### What this task involves
Go through the material below and count the lines with the string "freq"; the number is the whole answer.

[start]

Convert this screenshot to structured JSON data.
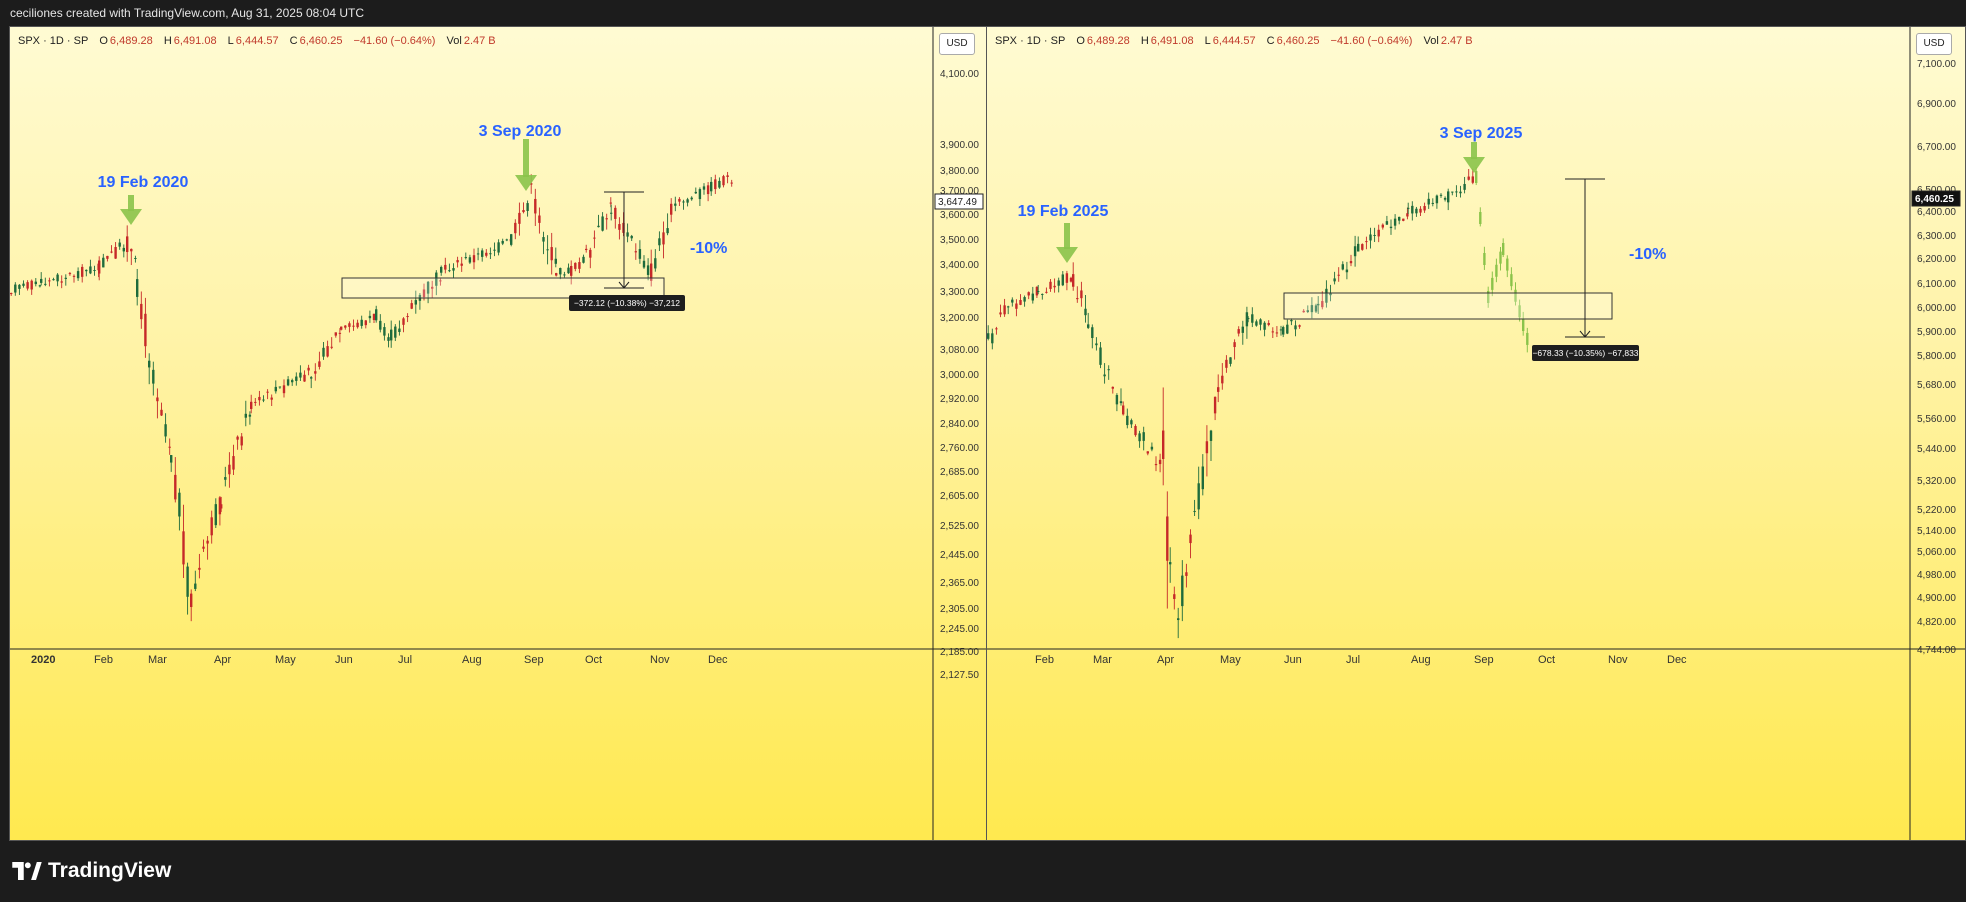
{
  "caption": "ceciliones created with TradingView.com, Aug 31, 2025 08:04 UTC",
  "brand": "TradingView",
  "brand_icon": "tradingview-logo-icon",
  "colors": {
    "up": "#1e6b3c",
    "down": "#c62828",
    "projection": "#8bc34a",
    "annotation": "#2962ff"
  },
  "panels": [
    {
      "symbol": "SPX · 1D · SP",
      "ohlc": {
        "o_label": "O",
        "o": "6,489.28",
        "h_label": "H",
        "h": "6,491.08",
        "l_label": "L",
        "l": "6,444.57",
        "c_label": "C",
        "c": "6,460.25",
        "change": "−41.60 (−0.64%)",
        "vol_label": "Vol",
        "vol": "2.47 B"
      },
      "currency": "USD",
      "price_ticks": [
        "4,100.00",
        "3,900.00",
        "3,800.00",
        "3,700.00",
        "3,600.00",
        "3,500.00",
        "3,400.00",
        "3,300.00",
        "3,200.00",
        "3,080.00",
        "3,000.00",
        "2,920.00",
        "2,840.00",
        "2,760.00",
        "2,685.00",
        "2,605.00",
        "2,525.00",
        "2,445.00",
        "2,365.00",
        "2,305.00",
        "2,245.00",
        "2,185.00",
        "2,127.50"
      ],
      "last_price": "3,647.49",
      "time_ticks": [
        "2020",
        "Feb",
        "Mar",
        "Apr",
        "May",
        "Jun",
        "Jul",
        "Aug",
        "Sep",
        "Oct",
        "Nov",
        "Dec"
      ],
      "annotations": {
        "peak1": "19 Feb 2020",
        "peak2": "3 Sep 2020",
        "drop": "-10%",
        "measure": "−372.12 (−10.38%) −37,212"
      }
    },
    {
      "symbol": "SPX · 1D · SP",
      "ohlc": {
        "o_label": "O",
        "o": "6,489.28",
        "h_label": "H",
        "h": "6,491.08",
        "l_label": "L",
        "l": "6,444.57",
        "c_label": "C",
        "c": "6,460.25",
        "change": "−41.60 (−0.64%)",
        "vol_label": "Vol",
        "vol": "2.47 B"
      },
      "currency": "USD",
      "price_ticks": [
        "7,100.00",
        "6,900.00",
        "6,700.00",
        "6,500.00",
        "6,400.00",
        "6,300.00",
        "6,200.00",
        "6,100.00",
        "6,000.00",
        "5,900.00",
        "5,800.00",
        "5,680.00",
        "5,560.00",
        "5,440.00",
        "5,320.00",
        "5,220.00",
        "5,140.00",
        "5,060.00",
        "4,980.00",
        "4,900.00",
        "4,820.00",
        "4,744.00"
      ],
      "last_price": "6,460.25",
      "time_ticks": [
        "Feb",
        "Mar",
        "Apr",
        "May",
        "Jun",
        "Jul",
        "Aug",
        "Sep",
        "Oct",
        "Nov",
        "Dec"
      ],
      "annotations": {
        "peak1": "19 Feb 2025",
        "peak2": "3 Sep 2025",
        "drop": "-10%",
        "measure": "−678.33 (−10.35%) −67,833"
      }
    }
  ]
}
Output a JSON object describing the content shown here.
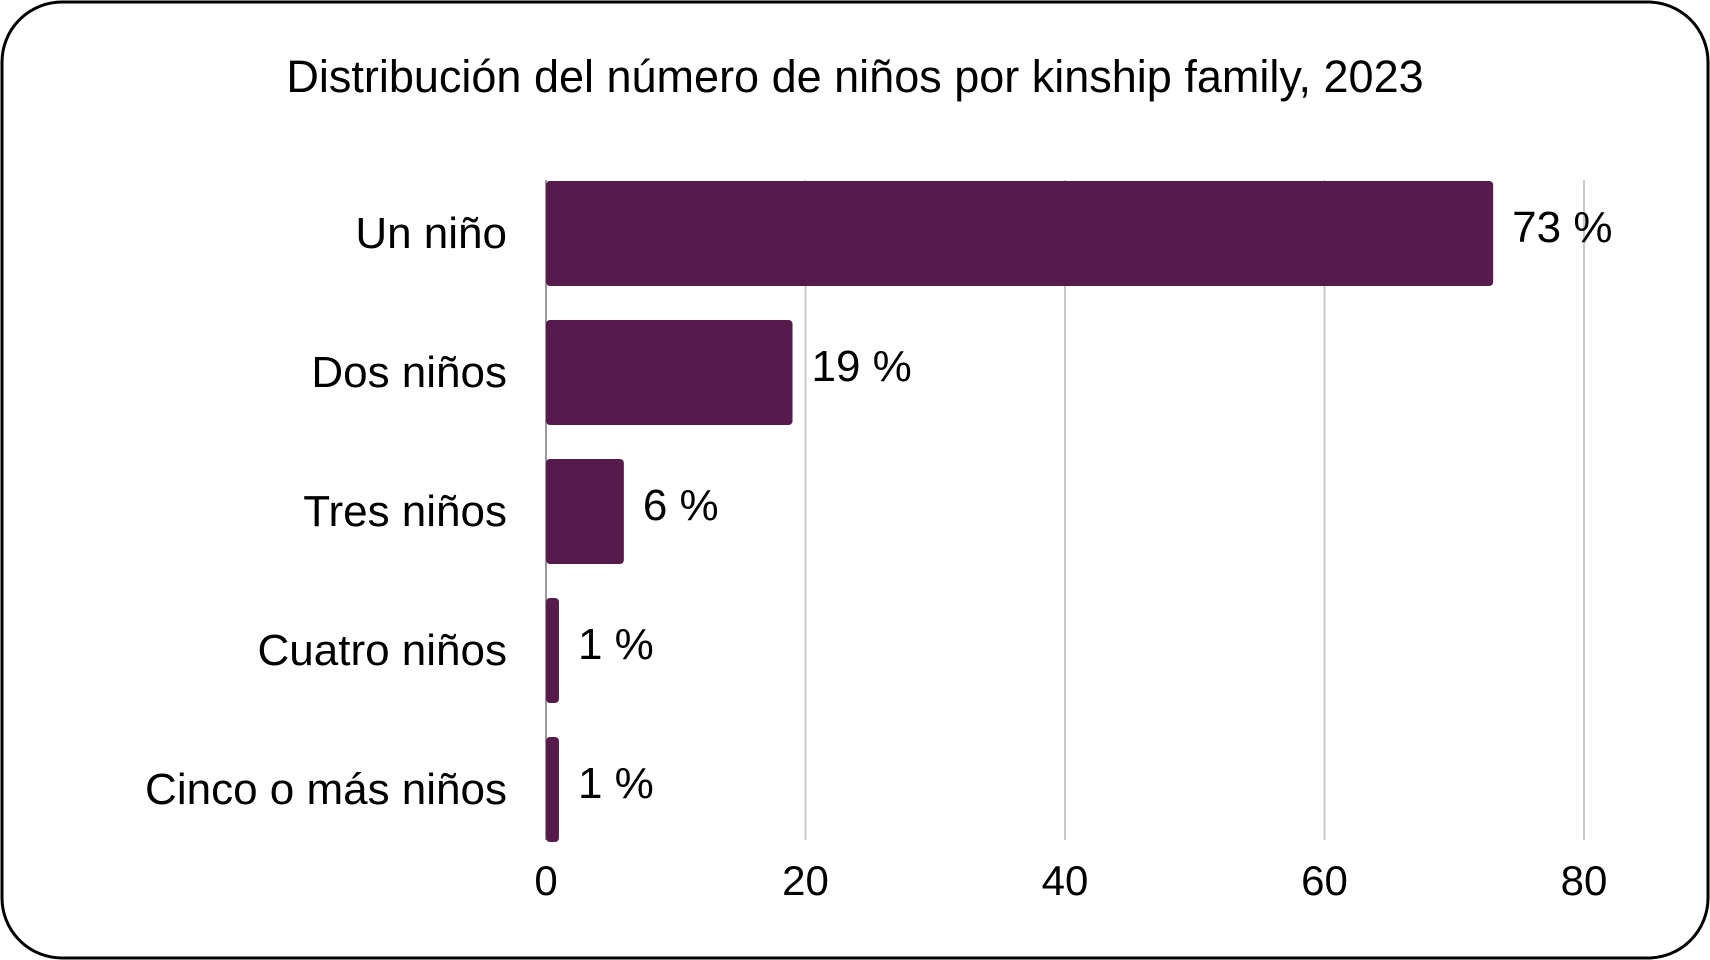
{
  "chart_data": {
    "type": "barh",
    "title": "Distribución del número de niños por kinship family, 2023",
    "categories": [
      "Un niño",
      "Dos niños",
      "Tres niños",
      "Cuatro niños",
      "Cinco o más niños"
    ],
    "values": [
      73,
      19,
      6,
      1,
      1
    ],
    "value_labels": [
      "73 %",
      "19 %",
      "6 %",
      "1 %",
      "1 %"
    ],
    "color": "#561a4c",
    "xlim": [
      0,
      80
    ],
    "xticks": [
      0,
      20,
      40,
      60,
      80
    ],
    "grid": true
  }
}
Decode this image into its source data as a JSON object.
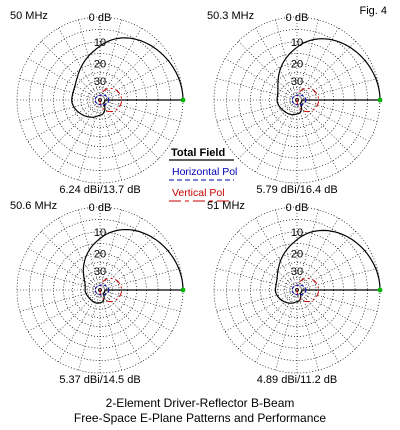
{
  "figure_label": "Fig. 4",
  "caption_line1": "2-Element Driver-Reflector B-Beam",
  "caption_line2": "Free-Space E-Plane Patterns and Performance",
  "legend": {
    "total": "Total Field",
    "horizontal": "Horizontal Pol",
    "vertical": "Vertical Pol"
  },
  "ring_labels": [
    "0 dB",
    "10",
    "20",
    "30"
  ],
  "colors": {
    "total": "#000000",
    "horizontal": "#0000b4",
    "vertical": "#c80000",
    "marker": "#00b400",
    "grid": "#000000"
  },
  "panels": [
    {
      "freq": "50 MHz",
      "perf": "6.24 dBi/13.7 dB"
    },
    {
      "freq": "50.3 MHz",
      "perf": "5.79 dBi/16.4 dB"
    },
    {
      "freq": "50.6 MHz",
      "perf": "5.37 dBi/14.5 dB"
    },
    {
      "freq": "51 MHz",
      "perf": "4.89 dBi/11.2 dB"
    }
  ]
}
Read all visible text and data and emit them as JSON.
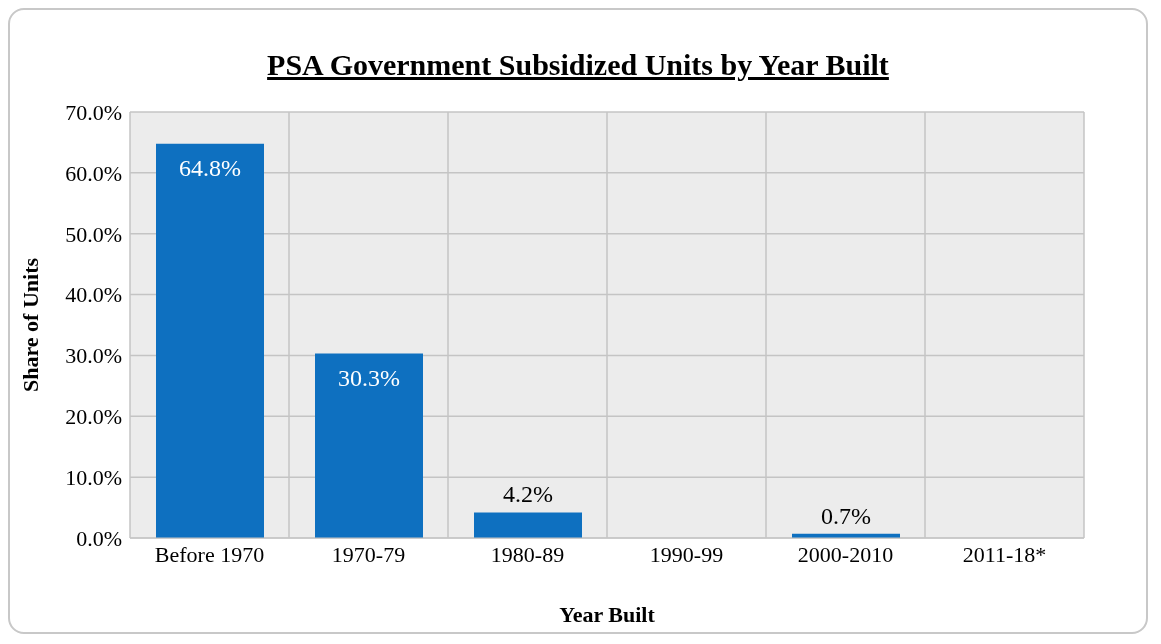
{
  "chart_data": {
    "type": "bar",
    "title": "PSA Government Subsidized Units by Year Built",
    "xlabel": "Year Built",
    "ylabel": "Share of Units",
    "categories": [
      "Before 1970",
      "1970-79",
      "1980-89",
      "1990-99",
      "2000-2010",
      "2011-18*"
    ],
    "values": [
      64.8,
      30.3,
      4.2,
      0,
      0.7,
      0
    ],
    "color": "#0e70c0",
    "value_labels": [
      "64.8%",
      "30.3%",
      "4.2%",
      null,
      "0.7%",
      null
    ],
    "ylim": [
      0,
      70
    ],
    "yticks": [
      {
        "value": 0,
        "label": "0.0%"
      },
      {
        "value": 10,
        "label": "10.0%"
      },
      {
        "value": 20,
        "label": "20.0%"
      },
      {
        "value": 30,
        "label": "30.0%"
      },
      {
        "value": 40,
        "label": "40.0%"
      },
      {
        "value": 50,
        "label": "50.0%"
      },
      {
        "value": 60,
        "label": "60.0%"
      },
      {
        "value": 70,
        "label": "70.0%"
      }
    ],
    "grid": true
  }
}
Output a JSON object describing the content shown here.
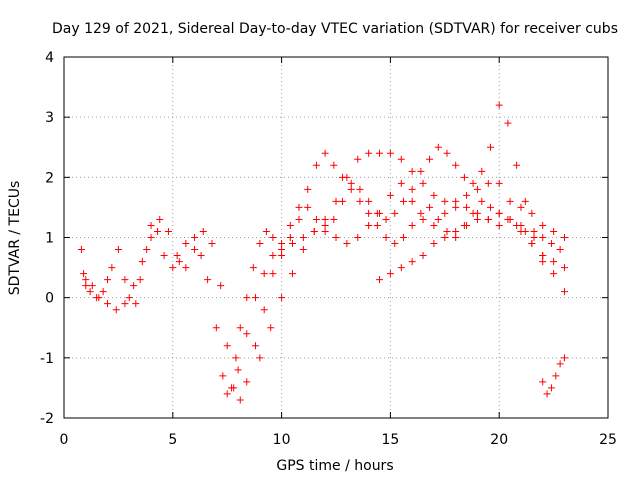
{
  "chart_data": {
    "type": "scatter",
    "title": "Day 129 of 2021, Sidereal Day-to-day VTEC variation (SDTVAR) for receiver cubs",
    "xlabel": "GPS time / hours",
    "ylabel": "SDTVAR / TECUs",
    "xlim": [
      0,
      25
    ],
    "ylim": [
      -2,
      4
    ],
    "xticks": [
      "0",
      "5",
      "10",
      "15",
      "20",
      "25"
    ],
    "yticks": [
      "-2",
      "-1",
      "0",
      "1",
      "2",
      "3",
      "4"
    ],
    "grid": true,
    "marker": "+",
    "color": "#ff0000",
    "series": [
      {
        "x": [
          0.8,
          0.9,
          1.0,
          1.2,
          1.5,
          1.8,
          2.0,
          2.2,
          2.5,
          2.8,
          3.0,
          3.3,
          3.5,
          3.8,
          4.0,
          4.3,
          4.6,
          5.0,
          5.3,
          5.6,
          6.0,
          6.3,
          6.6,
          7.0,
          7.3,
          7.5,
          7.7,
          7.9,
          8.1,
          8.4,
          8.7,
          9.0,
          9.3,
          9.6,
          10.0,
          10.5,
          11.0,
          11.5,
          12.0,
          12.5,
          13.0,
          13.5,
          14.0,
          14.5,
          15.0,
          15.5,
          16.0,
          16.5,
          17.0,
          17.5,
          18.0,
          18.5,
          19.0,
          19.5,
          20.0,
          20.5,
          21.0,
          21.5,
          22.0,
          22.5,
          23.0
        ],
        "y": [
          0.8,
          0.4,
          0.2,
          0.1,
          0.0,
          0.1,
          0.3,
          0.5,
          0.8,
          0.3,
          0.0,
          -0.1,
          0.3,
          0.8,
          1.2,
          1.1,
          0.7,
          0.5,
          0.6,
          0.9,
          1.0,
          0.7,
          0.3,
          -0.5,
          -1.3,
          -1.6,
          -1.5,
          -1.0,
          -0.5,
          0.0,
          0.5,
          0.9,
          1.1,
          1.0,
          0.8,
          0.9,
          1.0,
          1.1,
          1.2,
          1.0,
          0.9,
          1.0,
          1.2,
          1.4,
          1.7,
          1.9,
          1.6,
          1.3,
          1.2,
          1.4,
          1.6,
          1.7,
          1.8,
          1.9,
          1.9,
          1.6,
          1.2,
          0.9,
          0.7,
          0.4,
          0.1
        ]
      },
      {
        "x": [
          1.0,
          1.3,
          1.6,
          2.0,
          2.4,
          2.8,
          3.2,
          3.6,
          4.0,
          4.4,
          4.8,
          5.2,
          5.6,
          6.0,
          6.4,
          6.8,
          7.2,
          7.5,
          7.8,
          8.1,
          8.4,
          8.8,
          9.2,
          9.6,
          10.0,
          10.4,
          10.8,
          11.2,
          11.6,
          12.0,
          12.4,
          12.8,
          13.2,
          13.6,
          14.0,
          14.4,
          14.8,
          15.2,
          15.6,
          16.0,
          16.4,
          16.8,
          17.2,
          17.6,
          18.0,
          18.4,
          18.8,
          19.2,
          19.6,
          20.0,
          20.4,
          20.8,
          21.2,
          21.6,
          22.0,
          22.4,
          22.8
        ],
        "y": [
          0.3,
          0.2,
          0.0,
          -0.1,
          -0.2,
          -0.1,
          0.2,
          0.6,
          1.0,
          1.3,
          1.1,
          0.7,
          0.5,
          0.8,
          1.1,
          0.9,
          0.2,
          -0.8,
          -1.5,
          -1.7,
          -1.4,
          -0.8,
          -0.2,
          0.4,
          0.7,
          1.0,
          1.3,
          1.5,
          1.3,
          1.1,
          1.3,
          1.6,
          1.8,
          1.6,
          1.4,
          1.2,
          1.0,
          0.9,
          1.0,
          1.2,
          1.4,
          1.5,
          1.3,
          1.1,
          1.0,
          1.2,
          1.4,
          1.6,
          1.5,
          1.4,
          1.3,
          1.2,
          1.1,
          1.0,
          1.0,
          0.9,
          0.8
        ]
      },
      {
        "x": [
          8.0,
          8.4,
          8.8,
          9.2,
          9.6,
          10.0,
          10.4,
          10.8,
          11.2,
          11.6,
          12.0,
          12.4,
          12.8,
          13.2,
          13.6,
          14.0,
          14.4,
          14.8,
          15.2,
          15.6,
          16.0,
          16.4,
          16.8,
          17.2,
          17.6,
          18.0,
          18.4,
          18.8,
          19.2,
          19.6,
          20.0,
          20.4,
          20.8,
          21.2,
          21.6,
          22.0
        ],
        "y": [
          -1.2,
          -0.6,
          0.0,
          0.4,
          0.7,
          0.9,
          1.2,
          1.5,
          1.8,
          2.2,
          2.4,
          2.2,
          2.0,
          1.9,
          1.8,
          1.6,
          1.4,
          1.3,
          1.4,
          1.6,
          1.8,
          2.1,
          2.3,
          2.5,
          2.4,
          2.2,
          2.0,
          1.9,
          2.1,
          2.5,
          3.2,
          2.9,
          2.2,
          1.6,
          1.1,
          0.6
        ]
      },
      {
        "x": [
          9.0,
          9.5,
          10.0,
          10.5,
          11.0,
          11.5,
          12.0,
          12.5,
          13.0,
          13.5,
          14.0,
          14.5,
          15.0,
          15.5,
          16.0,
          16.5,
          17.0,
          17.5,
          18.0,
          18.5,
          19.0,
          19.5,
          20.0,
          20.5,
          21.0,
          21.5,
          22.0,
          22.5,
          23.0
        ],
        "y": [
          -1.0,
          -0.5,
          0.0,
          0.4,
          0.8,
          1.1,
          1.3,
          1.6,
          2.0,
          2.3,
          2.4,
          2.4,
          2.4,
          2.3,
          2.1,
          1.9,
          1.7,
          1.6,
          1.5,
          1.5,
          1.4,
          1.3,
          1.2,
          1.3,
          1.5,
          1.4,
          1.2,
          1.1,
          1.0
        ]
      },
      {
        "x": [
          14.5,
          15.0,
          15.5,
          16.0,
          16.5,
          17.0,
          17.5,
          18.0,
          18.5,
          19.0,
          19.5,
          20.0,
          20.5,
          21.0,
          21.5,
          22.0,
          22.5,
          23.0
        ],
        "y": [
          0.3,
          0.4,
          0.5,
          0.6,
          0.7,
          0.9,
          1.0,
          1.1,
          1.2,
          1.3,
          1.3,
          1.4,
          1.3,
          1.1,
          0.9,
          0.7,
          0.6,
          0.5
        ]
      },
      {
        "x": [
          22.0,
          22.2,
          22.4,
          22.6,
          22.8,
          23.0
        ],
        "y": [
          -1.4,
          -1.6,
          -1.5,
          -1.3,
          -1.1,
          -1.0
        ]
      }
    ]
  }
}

[end]

### The output
4